SET PROBLEM: Pick out and copy every line below that has the word "Fore".

----------------

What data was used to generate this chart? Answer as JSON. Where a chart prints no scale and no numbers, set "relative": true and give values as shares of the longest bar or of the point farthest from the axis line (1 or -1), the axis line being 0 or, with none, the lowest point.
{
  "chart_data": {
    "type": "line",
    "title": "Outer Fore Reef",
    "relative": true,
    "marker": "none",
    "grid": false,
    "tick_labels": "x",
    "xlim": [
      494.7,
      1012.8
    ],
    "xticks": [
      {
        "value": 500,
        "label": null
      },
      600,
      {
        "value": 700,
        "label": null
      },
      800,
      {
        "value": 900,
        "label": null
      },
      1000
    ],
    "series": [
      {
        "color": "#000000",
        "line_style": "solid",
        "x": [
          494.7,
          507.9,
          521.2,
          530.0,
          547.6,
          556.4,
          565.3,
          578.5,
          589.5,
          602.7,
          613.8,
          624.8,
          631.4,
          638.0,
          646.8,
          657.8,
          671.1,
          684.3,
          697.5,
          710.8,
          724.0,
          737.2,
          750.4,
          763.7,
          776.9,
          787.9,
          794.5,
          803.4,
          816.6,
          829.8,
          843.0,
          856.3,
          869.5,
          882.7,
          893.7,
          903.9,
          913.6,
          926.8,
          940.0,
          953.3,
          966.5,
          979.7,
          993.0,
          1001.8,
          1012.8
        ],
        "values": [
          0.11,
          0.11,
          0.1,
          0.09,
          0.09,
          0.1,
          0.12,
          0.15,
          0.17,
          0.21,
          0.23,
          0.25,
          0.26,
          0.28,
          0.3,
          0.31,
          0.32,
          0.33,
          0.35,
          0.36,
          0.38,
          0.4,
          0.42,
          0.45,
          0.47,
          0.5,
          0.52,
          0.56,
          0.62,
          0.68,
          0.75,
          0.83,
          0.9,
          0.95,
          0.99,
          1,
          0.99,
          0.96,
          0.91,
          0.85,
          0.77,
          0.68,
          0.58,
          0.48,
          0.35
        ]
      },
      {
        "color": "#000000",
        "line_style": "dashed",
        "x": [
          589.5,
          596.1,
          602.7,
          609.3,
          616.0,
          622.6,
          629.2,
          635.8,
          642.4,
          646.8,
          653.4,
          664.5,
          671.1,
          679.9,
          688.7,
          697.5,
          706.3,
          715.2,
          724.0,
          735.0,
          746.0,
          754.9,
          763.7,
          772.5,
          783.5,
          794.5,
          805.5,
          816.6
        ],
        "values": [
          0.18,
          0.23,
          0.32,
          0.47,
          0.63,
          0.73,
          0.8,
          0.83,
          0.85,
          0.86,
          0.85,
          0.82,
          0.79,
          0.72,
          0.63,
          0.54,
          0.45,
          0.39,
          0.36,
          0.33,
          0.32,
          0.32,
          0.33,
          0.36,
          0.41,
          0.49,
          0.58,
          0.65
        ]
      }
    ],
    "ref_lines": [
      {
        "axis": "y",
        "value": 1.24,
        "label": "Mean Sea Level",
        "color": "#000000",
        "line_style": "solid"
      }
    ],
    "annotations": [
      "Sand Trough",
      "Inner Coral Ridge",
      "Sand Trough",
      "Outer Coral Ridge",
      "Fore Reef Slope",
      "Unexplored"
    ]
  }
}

----------------

RESULT OF THE TASK:
    "title": "Outer Fore Reef",
      "Fore Reef Slope",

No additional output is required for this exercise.